Exercise passage START

Thank you for nominating and voting for me as President at the last AWMS meeting in New Zealand. It is an honour, and I trust that I can meet your expectations.
These are challenging times for Australasian wildlife management. Every John Woinarski publication pushes up the percentage of Australian native mammals that have been added to the extinction list, while the invasive predator numbers mount in New Zealand. Australia and New Zealand are responsible for the stewardship of extraordinary endemic vertebrate fauna, and yet our current levels of funding are several orders of magnitude below what is needed. Australia is listed as one of the 40 most severely underfunded countries across the globe in terms of conservation money, an extremely troubling result for a “nature-conscious, developed country with a treasure trove of biodiversity” (Waldron 2013). Federal and State Government have specific political and economic agendas in allocating funding. We are therefore challenged with a need to develop smarter technology for invasive species management, reassess conservation priorities, while we ensure that we maintain vigil on vulnerable native species.
I have been attending AWMS meetings over the last decade, since the 2007 meeting in Fremantle. I have always been impressed by the practical, applied nature of the work that is presented at meetings of this society. I appreciate the window of opportunity to learn more about the challenges facing wildlife managers dealing with conservation issues that are often ‘wicked’ in nature. I have been impressed by the endeavours of AWMS members to step up to these challenges. Ingenious technology, solid science, open communication and hard work are always in evidence.
It is exciting times for AWMS. Recently, we were privileged to receive generous private donations that will facilitate our international actions as a society to support research and management into the future. AWMS has always substantially supported student participation at the annual meetings, and close to a third of our members are students. We are also accruing an increasing number of silverbacks who have taken on life membership to act as our mentors. Funding, enthusiasm, and knowledge are a powerful combination.
The AWMS meetings are an important meeting place for practioners, research scientists and community, brought together by our common goal of wildlife conservation. There is generally a wide range of viewpoints brought to the discussion, ensuring we are kept thinking about which side of the (dingo) fence we sit, and what we need to do about it. There is also the all-important annual opportunity to delve into the corners of your wardrobe to retrieve an under-utilised outfit that imagination can, somehow, make fit the dinner theme. Please join us in the mountains in Katoomba this year.
Last November, AWMS members from both sides of the Tasman converged on the ‘City of Sails’ for our 29th annual conference. The conference featured a number of symposia on topics related to the over-arching theme of Wildlife Management into the Future. Symposium topics included New Tools & Technology, Community Wildlife Management, Wildlife Disease and Urban Wildlife, to name a few.
The conference opened with a Maori welcome by Michael Steedman of Auckland University, who impressed upon us the importance of the natural world in Maori culture. The opening Keynote address by Dr Andrea Byrom discussed the challenges of New Zealand’s Predator-Free 2050 initiative, which aims to eradicate stoats, rats and possums nationally. Day 2 featured a Keynote address by Dr John Perrott of Auckland University of Technology, who spoke about indigenous perspectives on the natural world, and how these can be helpful in wildlife management.

Exercise passage END
Entries provided START

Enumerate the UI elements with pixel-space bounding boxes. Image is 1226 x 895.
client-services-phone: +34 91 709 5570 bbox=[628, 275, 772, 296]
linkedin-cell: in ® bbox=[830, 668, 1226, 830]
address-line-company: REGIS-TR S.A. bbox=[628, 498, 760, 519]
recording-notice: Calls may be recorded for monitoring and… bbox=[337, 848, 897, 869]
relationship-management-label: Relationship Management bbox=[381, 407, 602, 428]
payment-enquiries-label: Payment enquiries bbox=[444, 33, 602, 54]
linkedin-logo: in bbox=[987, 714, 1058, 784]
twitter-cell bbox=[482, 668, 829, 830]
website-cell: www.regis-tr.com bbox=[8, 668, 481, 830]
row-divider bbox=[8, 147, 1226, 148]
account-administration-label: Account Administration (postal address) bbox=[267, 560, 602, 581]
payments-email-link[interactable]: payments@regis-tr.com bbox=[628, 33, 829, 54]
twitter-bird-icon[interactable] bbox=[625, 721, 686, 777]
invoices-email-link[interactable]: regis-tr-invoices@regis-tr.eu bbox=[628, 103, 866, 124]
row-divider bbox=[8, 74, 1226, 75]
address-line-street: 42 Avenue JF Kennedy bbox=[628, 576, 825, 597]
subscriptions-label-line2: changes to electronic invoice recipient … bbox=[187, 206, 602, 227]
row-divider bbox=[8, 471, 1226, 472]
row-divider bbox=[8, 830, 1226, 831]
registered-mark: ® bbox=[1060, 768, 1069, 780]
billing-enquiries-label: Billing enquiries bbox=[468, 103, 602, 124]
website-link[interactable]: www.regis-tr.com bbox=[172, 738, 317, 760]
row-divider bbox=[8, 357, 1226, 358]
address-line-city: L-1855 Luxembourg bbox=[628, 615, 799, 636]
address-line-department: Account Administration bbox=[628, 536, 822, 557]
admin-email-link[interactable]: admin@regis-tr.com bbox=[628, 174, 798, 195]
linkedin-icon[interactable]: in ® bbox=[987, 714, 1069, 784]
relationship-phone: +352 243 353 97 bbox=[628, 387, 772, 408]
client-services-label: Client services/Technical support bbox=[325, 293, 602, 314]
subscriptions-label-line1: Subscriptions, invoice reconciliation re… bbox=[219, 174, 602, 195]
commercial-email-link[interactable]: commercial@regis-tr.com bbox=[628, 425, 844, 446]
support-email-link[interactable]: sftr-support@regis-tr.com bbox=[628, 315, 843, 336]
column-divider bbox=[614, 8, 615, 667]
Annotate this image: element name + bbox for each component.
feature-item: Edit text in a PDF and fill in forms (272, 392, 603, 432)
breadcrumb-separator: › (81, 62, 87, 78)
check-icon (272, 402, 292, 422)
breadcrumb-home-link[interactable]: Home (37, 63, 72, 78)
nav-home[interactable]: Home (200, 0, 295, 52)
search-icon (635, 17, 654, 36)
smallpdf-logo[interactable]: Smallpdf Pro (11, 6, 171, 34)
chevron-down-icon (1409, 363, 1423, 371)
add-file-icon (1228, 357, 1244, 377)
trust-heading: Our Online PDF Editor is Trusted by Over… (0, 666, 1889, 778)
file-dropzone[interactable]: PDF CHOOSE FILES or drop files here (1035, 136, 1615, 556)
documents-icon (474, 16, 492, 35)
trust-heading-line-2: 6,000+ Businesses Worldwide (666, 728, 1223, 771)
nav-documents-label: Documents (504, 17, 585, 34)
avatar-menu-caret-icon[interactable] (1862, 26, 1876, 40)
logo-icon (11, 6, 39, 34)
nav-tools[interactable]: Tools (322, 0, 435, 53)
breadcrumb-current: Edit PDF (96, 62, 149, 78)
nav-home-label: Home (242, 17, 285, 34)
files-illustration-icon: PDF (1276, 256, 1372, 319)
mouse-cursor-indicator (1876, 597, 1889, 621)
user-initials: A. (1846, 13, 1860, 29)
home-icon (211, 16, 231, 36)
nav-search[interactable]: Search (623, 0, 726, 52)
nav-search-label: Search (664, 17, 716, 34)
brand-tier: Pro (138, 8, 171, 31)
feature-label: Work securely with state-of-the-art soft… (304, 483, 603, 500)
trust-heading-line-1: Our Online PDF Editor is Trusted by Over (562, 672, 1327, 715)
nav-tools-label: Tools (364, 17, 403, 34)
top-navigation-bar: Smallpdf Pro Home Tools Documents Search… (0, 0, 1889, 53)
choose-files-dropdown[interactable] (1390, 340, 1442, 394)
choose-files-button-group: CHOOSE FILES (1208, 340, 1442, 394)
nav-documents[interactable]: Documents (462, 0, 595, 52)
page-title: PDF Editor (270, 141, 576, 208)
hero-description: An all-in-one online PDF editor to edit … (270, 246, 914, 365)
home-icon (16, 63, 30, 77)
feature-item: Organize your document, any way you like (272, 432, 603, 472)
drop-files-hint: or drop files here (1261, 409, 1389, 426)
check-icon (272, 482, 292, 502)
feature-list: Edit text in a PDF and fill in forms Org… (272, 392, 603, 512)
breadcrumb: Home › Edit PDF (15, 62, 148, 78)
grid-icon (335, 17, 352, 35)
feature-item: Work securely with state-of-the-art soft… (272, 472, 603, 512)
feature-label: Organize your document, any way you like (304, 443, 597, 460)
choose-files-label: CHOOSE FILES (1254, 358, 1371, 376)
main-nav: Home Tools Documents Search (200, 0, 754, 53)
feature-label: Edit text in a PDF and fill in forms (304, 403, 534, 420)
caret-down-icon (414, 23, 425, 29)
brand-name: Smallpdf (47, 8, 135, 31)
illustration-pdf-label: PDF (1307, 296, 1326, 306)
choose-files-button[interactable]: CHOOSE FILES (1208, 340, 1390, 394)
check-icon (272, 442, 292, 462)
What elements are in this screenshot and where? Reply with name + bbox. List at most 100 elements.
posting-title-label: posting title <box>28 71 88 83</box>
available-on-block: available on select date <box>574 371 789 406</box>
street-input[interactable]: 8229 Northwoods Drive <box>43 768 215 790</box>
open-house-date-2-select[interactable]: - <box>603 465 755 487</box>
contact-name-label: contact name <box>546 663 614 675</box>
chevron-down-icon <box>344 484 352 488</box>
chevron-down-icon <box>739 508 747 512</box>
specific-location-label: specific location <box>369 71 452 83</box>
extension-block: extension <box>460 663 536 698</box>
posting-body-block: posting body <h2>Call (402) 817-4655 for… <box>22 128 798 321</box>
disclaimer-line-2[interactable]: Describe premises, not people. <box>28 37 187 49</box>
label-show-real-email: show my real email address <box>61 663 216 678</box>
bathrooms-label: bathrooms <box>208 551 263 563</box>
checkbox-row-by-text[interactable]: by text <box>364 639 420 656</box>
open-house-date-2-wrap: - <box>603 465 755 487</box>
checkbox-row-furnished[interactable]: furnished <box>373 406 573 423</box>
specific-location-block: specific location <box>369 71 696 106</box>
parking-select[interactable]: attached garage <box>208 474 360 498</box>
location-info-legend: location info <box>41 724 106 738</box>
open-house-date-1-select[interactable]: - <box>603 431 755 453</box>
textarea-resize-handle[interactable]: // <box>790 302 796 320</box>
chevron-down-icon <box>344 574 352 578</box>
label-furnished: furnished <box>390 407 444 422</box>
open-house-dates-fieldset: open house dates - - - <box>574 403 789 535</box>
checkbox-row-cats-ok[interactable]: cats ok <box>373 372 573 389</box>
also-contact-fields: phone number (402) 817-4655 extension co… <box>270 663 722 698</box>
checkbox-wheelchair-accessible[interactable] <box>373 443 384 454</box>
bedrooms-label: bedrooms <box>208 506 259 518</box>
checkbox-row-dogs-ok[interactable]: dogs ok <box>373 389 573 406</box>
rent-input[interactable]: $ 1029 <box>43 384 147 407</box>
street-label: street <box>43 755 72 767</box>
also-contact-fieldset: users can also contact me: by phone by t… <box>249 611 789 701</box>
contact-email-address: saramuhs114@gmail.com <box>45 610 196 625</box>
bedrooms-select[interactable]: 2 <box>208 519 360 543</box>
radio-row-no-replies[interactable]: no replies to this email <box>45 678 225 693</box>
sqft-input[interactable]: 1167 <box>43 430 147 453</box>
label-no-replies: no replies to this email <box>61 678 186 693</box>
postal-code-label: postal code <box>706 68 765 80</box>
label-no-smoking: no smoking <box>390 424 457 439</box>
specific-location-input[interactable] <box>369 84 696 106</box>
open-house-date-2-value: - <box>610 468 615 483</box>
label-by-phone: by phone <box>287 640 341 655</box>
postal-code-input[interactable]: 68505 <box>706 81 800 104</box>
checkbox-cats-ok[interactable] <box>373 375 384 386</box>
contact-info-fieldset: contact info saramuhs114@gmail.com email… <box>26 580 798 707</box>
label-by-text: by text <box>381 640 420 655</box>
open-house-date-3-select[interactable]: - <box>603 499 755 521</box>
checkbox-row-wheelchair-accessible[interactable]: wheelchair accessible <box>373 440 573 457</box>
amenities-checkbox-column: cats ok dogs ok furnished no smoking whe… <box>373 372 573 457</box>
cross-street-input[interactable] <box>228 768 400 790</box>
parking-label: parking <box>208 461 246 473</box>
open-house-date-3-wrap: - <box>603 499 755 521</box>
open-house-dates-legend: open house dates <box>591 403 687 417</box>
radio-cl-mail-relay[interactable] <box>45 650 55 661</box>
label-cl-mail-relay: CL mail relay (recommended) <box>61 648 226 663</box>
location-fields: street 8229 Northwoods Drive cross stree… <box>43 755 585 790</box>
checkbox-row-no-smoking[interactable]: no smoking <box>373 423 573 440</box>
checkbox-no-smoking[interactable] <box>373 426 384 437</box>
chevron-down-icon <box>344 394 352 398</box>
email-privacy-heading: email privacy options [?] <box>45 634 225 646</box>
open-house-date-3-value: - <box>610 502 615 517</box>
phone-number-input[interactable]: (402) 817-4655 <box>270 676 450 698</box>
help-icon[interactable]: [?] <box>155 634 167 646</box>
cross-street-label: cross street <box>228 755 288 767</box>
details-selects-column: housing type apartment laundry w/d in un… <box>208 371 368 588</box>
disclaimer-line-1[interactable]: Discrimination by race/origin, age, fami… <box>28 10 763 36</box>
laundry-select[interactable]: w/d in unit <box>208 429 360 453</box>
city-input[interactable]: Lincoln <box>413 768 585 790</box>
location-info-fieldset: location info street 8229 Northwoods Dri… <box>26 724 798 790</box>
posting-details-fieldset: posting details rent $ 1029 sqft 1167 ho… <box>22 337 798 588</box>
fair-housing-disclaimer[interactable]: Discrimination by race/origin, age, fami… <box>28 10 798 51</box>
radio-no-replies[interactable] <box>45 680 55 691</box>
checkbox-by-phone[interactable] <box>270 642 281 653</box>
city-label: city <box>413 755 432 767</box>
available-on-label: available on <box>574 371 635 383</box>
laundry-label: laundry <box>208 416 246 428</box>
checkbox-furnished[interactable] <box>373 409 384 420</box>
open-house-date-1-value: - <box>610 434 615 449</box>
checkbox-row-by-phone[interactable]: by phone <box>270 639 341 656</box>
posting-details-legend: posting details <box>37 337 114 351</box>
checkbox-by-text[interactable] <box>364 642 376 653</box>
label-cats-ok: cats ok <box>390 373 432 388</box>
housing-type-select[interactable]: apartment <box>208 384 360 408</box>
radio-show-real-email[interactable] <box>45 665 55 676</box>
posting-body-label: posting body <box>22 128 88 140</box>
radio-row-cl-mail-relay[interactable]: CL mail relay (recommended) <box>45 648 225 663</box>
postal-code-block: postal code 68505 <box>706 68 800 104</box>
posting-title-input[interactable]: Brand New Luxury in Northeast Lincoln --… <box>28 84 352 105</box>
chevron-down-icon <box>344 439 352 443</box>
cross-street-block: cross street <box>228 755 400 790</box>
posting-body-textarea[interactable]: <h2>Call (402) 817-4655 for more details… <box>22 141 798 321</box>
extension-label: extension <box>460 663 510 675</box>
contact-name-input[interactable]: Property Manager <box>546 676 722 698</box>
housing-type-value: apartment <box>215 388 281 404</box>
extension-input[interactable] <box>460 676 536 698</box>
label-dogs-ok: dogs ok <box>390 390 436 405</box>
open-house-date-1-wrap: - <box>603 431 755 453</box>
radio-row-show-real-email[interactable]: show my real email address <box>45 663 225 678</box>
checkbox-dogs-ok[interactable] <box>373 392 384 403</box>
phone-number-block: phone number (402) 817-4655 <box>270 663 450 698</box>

Entries provided END

» **What this exercise asks**
**1)** Why does the passage about AWMS say members face a need to develop smarter technology for invasive species management? Answer in one to three sentences.
**2)** In the passage about AWMS, what was the over-arching theme of the 29th annual conference?
**3)** Carry the passage about the AWMS conference forward from the point where it stops.

» **Answers by task**
**1)** Current conservation funding in Australia and New Zealand is several orders of magnitude below what is needed. Australia is listed among the 40 most severely underfunded countries for conservation. Federal and State Government also allocate funding according to specific political and economic agendas.

**2)** Wildlife Management into the Future.

**3)**
As always, there were a huge number of excellent presentations by students, with the prize for best student speaker going to Emily Gregg of Melbourne University, and best student poster to Anushika Herath from Sydney University. The students also enjoyed a dinner at one of Auckland’s finest Spanish tapas bars, where they had a chance to meet and chat to members of the AWMS Committee over food and drinks.
No AWMS conference would be complete without a fancy-dress conference dinner. In keeping with the futuristic theme of the conference, the dress code for the dinner was Science-Fiction. Costumes were sourced from across the galaxy and from others far, far away; but the prize for best costume went to an Earthling: Ellen Ripley (AKA Cheryl Krull).
Many of the delegates enjoyed a pre-conference field trip, which included a tour of Auckland Zoo and its captive breeding facilities, as well as Rotoroa Island, where many of the captive-bred animals are released into the wild in a predator-free environment. The post-conference tour visited Tawharanui Open Sanctuary, a fenced, predator-free peninsula managed by Auckland Council. At both locations we saw rare and endangered native species that were extinct from mainland New Zealand before sanctuaries like these were established. Our warm thanks to Richard Jakob-Hoff and Matt Maitland, who organised and hosted these tours.
Another highlight of the conference was the awarding of the Caughley Medal – Australasia’s highest award in wildlife management – to Roger Pech. Roger’s contribution to wildlife management over the last 30 years has been outstanding, and it was a pleasure to see him receive this recognition.
Of course, a successful conference requires effort and planning, and sincere thanks are due to our Conference Liaison Officer, Konnie Gebauer, and all the members of the Conference Organising Committee: Margaret Stanley, Richard Jakob-Hoff, Cheryl Krull, Mark Mitchell, Robert Vennell and Pete Edwards – kia ora rawa atu.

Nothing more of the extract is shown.